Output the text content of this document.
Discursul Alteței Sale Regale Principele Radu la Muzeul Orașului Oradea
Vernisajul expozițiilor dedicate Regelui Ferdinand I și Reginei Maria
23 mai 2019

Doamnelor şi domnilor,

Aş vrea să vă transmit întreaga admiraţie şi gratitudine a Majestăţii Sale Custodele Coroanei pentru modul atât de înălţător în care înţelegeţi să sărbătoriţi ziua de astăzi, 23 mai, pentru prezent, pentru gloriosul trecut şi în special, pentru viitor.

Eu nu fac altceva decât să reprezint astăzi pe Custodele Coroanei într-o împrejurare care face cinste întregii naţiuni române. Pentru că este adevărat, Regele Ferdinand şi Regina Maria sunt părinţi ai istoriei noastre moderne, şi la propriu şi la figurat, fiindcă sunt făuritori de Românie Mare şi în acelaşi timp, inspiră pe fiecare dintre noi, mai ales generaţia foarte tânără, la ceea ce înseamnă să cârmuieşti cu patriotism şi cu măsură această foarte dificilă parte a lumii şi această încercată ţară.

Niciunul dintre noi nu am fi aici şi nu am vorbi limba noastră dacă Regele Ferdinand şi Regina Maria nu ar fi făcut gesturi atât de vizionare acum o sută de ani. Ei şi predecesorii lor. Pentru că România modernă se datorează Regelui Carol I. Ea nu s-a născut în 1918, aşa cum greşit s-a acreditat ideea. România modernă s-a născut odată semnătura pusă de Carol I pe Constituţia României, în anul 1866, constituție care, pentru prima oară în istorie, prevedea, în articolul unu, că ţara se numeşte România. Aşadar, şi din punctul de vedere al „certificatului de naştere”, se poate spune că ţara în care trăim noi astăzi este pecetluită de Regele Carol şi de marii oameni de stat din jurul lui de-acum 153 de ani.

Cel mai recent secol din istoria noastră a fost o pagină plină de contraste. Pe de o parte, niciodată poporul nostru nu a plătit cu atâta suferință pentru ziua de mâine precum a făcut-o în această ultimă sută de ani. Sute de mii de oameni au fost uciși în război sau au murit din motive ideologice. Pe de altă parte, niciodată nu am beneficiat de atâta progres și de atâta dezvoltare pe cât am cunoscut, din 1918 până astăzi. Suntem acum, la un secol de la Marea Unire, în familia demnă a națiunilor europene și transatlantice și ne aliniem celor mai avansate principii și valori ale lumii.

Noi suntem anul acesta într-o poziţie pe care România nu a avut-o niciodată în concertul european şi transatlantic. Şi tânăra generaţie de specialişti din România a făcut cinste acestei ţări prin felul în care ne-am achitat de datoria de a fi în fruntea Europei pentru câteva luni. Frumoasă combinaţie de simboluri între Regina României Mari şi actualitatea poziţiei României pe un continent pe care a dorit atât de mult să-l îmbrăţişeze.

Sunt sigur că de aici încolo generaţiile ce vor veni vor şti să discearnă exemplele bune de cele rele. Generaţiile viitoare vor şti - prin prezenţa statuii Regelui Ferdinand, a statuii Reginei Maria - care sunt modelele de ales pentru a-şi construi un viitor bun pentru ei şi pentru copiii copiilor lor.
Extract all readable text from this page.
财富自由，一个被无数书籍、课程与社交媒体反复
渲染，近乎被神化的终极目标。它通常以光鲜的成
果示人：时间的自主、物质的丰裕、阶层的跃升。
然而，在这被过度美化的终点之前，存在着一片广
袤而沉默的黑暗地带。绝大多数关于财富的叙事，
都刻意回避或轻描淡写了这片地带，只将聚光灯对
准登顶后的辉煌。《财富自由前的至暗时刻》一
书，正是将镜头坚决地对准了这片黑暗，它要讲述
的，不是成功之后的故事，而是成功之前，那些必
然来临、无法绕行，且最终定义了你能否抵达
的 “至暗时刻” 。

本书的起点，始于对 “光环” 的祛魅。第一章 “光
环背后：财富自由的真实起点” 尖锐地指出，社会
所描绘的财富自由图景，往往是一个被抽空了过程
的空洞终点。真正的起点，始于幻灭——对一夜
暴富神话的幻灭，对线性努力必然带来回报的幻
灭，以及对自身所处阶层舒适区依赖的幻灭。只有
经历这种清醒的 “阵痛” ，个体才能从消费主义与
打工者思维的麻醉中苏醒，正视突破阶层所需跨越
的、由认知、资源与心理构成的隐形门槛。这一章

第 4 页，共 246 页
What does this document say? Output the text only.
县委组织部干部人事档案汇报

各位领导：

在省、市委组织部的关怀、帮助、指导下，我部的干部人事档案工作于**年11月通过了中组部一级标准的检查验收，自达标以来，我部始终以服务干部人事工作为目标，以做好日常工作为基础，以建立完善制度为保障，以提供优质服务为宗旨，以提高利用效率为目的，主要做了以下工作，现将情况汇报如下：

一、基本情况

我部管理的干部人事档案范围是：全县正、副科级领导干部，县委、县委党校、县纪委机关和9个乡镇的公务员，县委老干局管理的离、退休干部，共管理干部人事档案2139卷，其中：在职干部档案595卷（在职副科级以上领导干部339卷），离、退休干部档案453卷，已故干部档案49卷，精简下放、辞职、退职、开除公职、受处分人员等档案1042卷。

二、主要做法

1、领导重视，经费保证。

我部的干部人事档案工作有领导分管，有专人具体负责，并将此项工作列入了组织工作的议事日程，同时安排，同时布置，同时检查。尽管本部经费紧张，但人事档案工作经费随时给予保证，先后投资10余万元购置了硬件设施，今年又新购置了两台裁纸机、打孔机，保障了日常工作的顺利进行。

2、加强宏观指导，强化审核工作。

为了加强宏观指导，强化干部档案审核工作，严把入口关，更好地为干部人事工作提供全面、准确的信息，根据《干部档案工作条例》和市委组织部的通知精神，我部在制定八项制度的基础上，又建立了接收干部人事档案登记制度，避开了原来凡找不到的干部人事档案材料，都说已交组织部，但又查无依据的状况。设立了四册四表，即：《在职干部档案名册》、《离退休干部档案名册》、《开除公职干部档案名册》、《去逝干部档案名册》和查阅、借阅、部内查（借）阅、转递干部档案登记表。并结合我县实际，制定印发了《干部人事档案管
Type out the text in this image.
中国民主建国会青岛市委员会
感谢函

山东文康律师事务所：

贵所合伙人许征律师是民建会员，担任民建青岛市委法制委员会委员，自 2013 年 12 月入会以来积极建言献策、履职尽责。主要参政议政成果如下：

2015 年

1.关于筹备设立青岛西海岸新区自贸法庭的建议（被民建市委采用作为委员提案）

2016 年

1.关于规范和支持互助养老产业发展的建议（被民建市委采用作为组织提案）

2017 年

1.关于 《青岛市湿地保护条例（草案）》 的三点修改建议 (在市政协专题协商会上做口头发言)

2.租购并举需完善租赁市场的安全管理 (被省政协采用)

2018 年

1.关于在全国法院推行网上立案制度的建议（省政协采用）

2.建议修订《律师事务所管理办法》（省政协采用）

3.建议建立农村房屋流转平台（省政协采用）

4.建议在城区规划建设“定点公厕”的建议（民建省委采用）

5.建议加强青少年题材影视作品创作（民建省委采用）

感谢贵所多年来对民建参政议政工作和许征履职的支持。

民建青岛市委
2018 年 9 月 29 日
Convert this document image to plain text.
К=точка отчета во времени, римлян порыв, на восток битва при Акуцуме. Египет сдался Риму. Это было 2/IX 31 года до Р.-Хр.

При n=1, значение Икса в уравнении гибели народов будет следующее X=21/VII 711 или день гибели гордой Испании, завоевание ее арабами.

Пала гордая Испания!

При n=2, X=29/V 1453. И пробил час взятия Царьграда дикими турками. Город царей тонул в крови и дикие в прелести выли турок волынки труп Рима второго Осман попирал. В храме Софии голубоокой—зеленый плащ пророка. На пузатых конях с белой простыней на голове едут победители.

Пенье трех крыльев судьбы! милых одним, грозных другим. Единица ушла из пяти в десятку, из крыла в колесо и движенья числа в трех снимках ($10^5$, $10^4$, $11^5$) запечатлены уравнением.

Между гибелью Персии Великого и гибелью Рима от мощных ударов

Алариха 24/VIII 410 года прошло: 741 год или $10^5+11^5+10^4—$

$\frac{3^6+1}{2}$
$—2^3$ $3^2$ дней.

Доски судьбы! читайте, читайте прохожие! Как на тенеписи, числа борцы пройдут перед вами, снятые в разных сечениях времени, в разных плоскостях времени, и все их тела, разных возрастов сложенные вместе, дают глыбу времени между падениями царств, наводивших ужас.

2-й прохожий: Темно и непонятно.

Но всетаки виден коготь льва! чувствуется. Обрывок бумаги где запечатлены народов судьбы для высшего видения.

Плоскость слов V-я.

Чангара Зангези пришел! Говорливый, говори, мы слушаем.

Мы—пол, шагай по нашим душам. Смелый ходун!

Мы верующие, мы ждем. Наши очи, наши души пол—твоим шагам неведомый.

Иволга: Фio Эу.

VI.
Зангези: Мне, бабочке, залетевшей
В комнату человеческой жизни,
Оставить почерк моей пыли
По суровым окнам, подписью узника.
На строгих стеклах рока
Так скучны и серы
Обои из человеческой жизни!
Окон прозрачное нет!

# # # # # # #

Written problem: From the material above, copy each line that includes the word "Regelui".

Completed task:
Vernisajul expozițiilor dedicate Regelui Ferdinand I și Reginei Maria
Niciunul dintre noi nu am fi aici şi nu am vorbi limba noastră dacă Regele Ferdinand şi Regina Maria nu ar fi făcut gesturi atât de vizionare acum o sută de ani. Ei şi predecesorii lor. Pentru că România modernă se datorează Regelui Carol I. Ea nu s-a născut în 1918, aşa cum greşit s-a acreditat ideea. România modernă s-a născut odată semnătura pusă de Carol I pe Constituţia României, în anul 1866, constituție care, pentru prima oară în istorie, prevedea, în articolul unu, că ţara se numeşte România. Aşadar, şi din punctul de vedere al „certificatului de naştere”, se poate spune că ţara în care trăim noi astăzi este pecetluită de Regele Carol şi de marii oameni de stat din jurul lui de-acum 153 de ani.
Sunt sigur că de aici încolo generaţiile ce vor veni vor şti să discearnă exemplele bune de cele rele. Generaţiile viitoare vor şti - prin prezenţa statuii Regelui Ferdinand, a statuii Reginei Maria - care sunt modelele de ales pentru a-şi construi un viitor bun pentru ei şi pentru copiii copiilor lor.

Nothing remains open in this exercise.